# PROMPT:
Sift the listing for lines that hold the string "Total" and pull them out.

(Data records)
****************

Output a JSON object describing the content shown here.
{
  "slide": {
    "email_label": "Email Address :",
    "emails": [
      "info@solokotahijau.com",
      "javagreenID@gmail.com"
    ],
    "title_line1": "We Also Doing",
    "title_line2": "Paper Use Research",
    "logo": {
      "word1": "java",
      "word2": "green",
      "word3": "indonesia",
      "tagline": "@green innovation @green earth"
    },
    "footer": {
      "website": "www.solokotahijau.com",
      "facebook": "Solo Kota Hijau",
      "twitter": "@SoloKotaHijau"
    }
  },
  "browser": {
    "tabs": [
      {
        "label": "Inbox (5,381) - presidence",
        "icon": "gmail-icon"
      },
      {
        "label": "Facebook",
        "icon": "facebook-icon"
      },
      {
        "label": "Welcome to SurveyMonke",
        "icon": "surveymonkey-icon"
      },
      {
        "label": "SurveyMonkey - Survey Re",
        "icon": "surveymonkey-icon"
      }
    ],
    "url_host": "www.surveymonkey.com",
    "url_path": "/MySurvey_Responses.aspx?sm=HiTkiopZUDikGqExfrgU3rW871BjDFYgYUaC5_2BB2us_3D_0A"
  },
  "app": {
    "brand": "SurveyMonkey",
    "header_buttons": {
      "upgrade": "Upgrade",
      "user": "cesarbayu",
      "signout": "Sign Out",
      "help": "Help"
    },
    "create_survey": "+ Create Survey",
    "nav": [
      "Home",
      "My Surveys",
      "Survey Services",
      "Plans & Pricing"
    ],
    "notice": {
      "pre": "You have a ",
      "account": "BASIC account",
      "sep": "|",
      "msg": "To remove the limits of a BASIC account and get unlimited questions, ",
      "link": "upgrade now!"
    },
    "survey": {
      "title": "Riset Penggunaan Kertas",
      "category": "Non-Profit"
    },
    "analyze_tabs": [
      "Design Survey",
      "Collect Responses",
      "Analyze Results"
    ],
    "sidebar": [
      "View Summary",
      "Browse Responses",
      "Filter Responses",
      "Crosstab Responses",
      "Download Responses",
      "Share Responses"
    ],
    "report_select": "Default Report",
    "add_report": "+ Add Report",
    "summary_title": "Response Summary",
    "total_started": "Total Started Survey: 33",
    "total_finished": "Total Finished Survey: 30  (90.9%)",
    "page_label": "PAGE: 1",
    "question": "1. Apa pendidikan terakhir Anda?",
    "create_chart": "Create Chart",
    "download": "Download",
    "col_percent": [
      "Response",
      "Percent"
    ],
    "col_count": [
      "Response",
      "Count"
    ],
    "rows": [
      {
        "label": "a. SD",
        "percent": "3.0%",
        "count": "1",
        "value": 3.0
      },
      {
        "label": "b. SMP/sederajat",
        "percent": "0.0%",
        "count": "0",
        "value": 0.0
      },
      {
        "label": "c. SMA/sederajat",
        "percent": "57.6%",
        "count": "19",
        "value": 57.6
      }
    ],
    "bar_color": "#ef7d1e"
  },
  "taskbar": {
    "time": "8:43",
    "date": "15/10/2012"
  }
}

****************

# SOLUTION TO THIS TASK:
    "total_started": "Total Started Survey: 33",
    "total_finished": "Total Finished Survey: 30  (90.9%)",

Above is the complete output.